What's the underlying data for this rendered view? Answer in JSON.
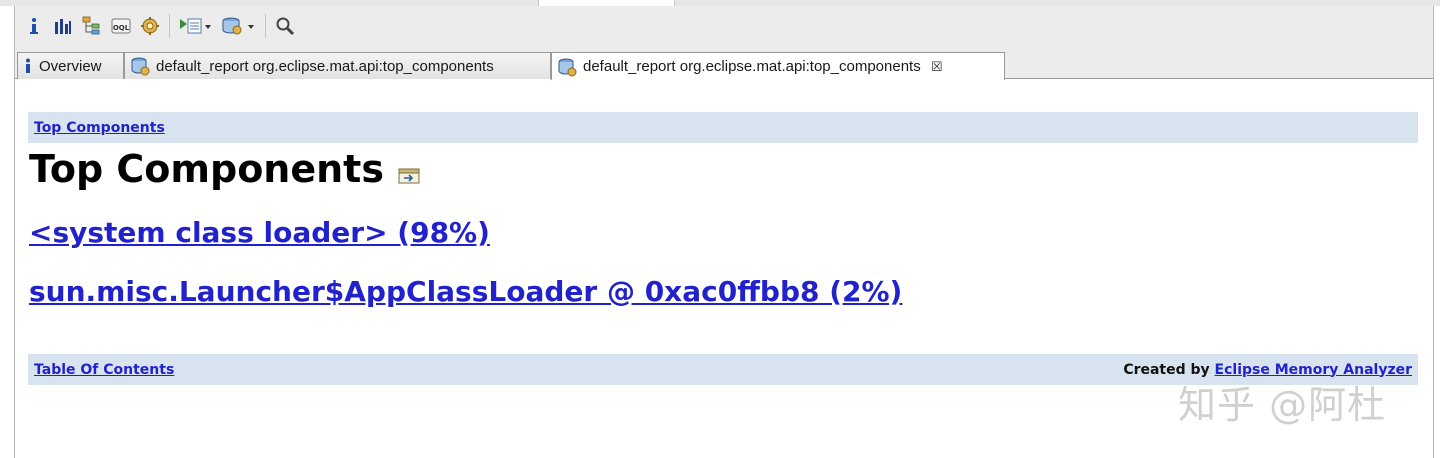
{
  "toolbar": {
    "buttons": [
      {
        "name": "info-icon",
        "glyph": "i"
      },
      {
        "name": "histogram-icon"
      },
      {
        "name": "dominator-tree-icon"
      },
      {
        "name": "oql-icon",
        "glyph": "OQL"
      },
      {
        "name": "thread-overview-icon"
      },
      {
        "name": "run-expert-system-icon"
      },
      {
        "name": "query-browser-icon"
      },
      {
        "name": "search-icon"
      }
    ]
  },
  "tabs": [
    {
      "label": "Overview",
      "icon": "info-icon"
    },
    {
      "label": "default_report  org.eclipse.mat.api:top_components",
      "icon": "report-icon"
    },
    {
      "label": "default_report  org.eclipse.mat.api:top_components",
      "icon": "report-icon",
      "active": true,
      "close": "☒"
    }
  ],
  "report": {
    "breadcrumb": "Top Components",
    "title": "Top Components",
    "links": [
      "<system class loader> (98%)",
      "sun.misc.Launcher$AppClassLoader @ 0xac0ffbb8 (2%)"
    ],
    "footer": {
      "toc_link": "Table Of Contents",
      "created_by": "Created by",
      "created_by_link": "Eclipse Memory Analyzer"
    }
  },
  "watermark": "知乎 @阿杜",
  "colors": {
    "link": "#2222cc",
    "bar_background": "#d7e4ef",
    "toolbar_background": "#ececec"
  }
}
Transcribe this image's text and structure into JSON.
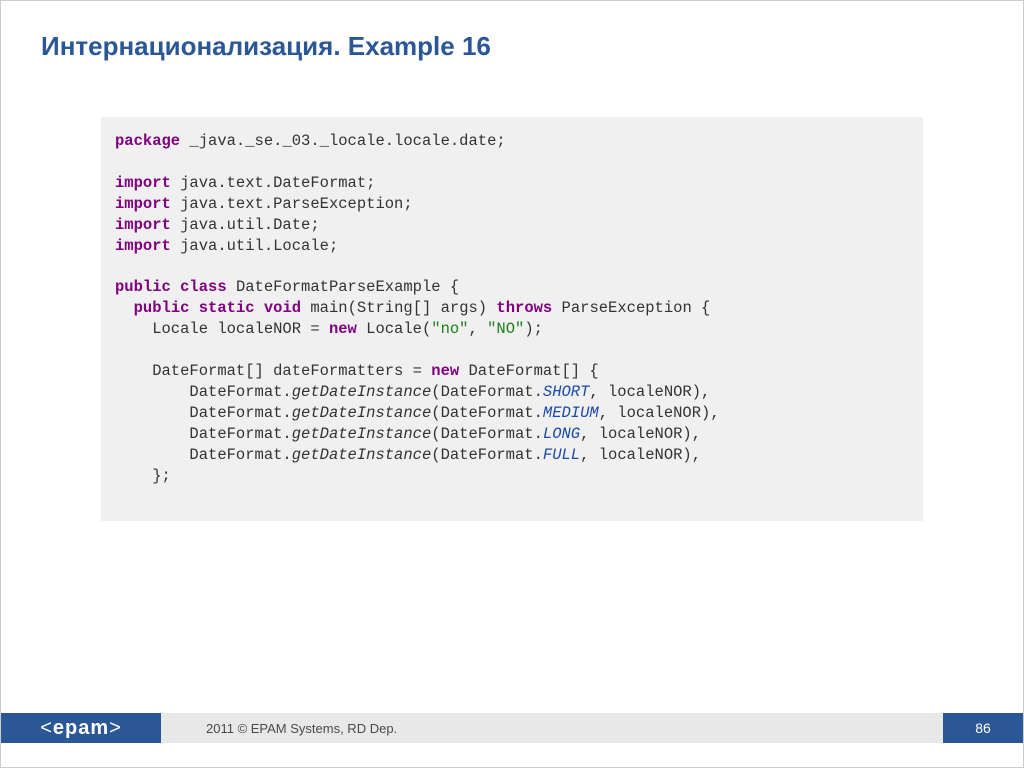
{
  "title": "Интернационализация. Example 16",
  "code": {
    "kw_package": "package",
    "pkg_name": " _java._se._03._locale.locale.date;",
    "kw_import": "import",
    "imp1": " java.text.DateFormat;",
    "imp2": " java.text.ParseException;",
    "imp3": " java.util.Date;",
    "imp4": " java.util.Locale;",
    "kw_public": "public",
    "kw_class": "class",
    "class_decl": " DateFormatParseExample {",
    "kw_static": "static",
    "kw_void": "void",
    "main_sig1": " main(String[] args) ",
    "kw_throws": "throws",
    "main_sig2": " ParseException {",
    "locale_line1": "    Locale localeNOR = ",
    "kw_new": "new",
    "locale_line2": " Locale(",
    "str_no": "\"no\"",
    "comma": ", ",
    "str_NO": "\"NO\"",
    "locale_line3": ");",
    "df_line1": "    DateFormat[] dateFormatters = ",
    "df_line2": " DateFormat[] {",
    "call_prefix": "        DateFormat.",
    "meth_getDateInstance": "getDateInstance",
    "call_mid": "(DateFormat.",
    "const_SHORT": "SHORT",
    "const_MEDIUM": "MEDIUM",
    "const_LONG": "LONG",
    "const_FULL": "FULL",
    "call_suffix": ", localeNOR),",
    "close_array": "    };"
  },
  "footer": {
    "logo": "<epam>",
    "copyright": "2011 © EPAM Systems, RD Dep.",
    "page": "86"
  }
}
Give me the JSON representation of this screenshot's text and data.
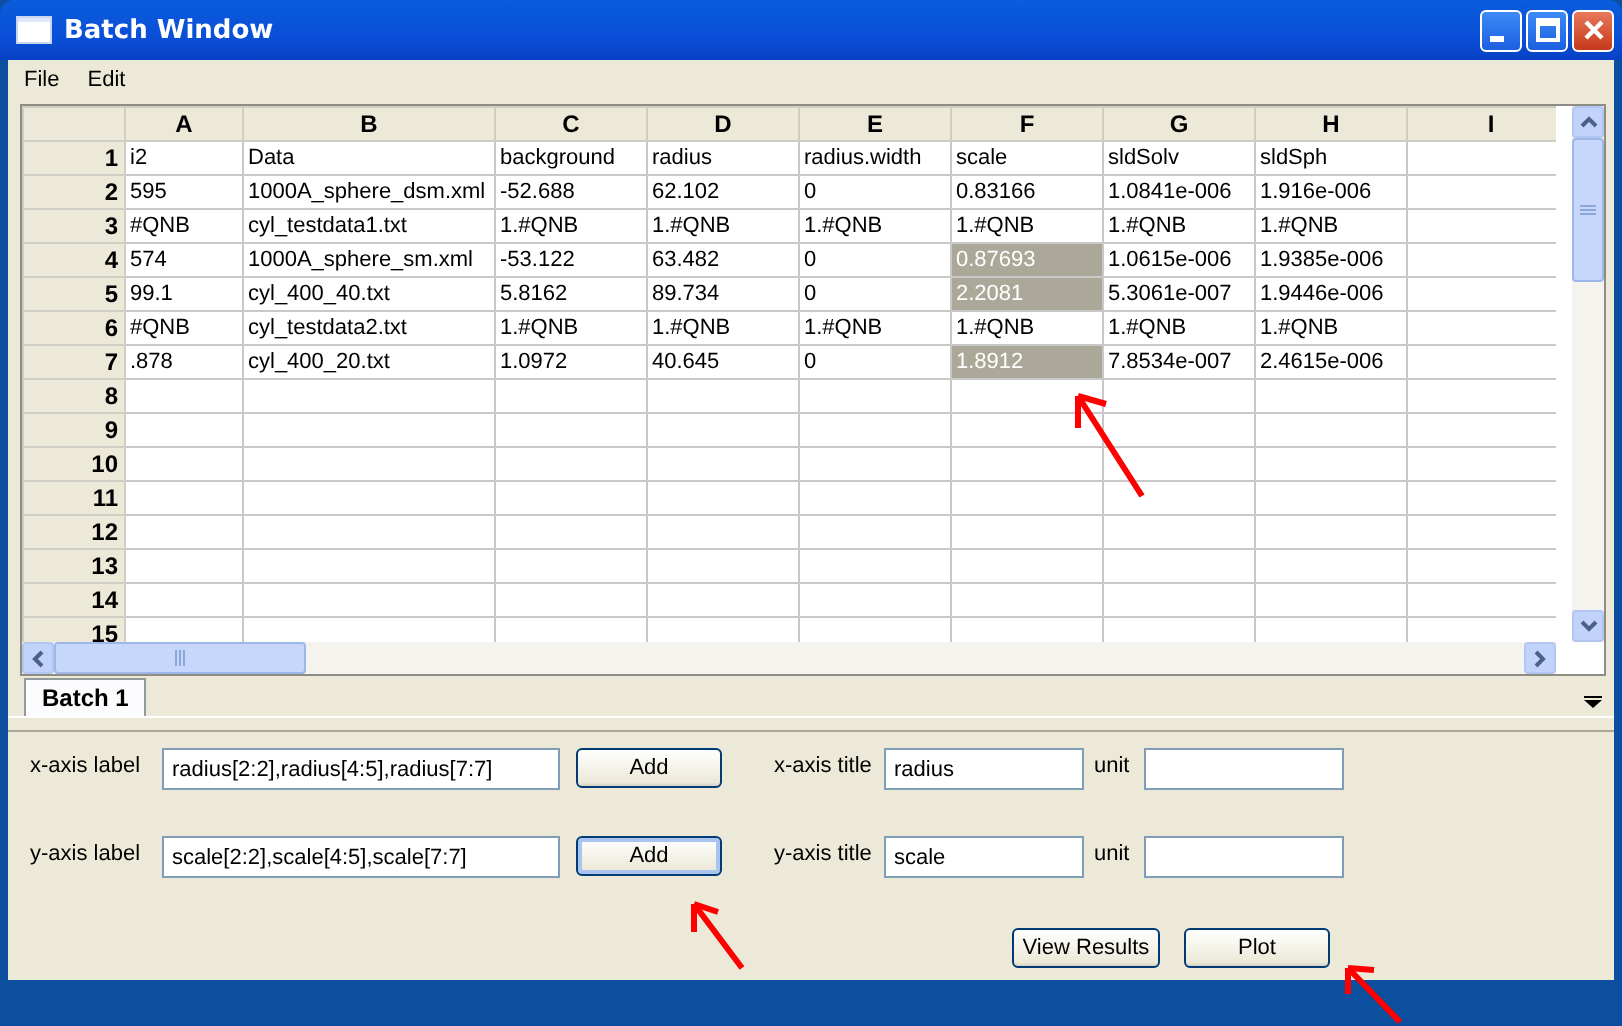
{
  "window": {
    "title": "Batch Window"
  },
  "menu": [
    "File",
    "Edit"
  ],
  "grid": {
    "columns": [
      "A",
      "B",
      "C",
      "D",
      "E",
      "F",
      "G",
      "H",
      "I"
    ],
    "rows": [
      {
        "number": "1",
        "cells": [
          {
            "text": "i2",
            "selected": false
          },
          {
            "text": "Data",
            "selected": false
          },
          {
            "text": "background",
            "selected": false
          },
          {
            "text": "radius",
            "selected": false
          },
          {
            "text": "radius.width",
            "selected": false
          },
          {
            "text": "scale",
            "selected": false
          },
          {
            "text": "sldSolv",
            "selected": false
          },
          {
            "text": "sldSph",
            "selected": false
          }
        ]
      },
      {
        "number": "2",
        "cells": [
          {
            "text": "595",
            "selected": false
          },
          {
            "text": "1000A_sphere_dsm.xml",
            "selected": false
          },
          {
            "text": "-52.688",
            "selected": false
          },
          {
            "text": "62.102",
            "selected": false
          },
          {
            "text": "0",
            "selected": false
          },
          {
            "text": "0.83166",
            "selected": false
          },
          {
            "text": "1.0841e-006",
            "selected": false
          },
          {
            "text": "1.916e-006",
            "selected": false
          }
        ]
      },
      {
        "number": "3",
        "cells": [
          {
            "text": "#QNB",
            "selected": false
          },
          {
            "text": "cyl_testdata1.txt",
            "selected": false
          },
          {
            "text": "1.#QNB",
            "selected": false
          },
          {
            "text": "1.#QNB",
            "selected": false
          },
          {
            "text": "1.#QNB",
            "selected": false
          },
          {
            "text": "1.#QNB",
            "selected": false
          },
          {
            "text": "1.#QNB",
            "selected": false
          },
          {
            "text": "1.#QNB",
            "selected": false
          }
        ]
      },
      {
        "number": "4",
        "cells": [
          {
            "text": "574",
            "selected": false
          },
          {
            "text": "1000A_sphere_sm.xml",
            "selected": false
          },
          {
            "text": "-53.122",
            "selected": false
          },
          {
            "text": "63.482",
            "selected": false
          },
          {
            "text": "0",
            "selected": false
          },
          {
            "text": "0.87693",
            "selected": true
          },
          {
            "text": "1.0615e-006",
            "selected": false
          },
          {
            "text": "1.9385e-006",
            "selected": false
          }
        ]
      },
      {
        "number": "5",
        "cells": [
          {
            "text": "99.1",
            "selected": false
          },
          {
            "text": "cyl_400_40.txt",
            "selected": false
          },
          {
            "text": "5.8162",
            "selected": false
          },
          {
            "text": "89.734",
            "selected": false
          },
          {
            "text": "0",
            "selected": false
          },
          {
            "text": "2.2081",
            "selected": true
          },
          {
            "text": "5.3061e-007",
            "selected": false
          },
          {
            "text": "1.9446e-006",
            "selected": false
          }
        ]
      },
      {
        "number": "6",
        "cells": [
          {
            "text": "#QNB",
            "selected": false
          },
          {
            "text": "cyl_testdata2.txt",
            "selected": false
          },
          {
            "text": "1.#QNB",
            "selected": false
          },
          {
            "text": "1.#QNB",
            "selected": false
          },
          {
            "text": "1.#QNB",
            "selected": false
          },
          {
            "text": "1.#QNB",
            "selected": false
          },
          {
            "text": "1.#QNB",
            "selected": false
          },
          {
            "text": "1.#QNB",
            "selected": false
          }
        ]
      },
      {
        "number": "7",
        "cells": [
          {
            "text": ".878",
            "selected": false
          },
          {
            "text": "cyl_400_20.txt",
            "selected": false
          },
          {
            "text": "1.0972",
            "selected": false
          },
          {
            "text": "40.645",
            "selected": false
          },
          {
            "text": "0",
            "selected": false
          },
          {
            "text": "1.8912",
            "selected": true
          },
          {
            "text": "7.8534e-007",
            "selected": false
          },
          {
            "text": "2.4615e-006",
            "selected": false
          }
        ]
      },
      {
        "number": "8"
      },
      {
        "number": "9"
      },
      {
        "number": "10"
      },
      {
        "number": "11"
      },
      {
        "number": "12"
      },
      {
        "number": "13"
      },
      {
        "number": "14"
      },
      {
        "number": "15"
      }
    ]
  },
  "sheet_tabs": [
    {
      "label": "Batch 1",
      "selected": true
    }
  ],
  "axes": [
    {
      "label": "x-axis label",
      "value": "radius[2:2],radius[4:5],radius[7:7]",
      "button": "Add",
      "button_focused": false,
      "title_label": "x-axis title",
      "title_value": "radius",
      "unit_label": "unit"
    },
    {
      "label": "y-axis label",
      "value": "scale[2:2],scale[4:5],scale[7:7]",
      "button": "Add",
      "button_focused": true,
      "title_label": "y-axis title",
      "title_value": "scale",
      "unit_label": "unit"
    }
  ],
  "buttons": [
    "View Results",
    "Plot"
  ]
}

==

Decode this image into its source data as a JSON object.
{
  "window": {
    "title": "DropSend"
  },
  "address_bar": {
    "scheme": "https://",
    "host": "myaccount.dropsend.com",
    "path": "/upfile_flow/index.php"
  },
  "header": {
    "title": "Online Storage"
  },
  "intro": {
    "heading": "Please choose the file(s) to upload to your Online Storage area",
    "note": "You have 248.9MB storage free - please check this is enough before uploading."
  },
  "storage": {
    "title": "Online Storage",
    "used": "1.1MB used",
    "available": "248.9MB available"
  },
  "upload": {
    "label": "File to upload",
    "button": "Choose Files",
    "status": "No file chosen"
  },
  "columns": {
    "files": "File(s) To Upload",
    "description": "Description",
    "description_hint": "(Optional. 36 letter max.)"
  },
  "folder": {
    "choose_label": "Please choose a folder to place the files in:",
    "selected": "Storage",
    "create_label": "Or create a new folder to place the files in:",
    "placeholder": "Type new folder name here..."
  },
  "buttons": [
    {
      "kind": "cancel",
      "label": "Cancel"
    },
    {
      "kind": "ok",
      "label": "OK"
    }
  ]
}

...

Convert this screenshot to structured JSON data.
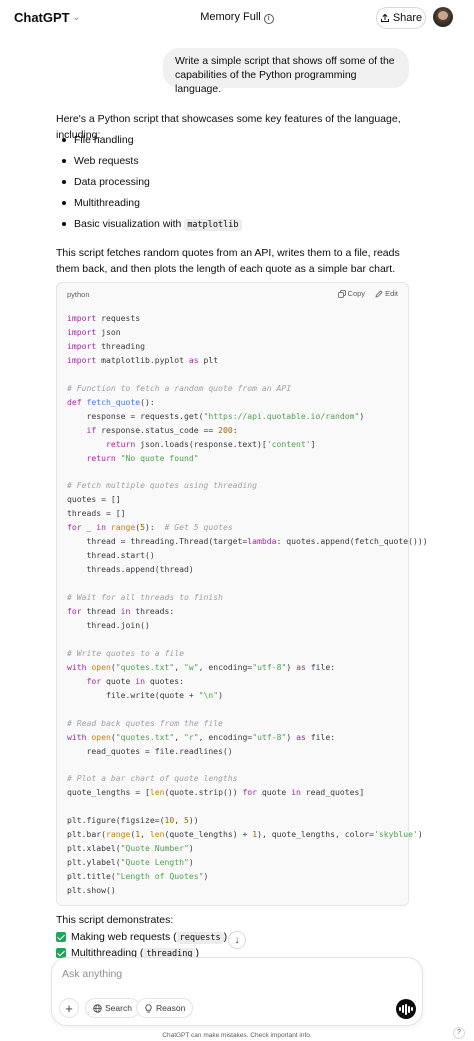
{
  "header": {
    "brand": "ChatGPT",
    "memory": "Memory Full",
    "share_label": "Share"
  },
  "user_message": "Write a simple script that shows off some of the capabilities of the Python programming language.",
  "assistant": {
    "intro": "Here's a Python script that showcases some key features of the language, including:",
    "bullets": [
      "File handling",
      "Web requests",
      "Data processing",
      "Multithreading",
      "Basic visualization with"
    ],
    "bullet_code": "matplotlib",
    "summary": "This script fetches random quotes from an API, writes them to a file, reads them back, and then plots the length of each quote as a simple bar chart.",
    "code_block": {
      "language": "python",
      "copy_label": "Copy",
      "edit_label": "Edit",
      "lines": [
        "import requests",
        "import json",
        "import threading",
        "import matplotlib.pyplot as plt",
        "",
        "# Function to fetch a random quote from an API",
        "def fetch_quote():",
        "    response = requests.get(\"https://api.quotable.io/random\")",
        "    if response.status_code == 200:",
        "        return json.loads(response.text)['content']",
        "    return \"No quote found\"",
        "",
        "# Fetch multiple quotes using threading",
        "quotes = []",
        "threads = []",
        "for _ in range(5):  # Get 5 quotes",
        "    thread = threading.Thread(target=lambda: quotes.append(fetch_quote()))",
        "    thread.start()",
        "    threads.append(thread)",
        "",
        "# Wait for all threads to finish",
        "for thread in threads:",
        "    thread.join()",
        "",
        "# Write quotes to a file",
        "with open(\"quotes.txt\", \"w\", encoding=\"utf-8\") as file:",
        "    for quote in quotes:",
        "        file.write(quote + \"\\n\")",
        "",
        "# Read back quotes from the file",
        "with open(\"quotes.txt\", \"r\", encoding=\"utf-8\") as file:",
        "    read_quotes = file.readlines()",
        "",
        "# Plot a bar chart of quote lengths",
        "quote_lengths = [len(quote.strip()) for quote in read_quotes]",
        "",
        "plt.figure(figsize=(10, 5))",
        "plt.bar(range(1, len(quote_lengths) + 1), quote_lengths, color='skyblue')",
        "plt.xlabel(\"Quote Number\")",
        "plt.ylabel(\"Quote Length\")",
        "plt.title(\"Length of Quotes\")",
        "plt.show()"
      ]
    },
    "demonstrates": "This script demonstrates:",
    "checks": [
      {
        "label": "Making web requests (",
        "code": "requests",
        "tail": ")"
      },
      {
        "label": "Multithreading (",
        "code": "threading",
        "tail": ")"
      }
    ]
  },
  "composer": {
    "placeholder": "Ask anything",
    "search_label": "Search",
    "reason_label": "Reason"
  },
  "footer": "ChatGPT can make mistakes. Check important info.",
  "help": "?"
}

• _Objective_: Reply with only the number of lines in the material above where the string "ParseException" appears.

• _Response_: 2